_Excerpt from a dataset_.
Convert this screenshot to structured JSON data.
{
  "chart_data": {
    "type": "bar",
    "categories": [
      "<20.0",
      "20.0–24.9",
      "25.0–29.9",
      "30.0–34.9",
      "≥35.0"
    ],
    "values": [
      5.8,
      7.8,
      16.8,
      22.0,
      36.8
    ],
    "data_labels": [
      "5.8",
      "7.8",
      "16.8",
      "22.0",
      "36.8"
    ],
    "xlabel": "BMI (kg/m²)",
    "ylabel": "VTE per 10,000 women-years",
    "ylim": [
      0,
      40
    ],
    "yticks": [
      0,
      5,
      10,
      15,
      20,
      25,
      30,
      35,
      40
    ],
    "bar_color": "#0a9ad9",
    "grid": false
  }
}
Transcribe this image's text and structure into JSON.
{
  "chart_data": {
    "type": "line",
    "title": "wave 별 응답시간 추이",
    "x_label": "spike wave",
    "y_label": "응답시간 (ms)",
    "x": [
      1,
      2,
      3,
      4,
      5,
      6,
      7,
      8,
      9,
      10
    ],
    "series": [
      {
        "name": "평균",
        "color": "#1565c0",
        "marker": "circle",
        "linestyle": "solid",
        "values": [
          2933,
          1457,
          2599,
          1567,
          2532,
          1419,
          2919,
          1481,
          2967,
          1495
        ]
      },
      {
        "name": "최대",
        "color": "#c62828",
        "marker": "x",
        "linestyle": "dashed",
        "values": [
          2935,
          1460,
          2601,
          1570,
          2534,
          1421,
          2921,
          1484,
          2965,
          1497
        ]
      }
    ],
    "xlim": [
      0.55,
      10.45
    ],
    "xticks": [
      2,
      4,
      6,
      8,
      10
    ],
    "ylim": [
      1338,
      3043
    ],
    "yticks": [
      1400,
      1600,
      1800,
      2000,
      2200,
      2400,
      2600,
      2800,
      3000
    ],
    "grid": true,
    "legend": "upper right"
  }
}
* * *
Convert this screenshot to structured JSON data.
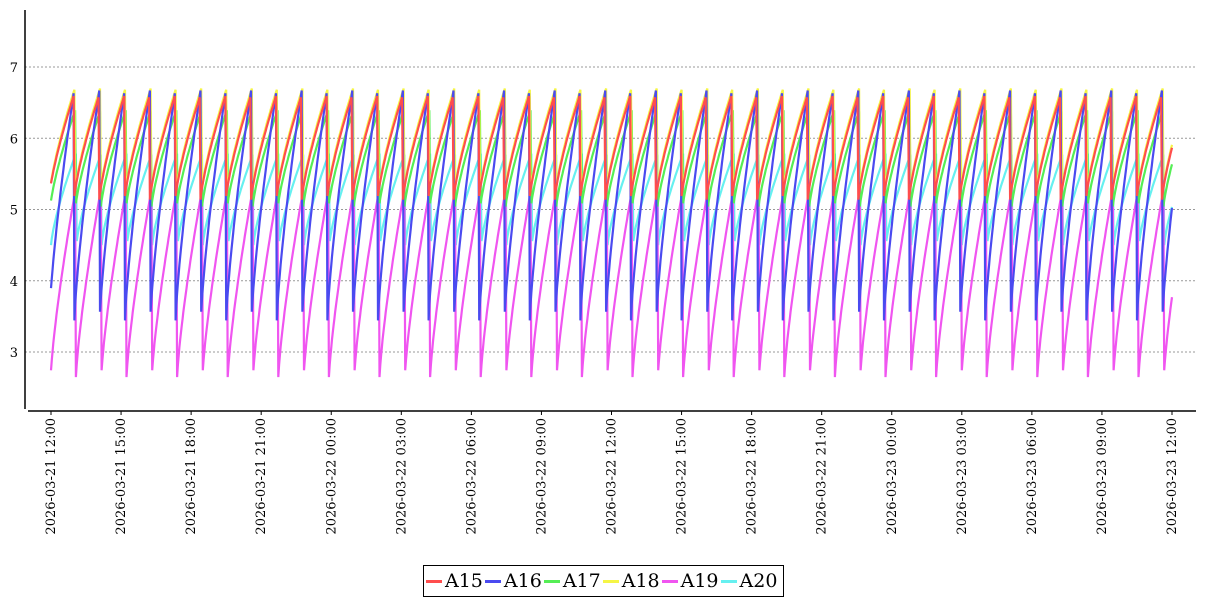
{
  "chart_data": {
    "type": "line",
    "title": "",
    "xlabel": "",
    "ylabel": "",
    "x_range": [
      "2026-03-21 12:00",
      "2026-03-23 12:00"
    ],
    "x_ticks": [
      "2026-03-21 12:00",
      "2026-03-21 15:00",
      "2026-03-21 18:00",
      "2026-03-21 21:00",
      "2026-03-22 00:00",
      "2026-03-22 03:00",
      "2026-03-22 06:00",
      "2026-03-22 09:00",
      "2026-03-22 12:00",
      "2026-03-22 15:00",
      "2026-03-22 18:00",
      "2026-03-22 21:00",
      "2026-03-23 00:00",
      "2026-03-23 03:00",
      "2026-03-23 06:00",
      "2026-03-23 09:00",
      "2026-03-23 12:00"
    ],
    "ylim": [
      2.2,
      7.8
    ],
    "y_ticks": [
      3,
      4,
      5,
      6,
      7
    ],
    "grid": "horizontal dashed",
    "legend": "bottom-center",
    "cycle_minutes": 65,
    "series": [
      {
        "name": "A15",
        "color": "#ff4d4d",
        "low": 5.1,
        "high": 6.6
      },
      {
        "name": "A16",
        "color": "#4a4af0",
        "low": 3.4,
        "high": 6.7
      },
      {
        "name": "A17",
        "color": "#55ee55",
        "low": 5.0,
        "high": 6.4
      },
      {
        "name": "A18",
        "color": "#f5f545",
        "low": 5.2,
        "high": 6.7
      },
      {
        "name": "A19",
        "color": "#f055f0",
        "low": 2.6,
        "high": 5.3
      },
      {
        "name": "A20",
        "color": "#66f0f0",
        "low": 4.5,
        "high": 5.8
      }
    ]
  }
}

_PROBLEM TO WORK ON_.
Leave out every line without the string "dashed" and copy the rest.

_WRITTEN ANSWER_.
        "linestyle": "dashed",
    "grid": "horizontal dashed",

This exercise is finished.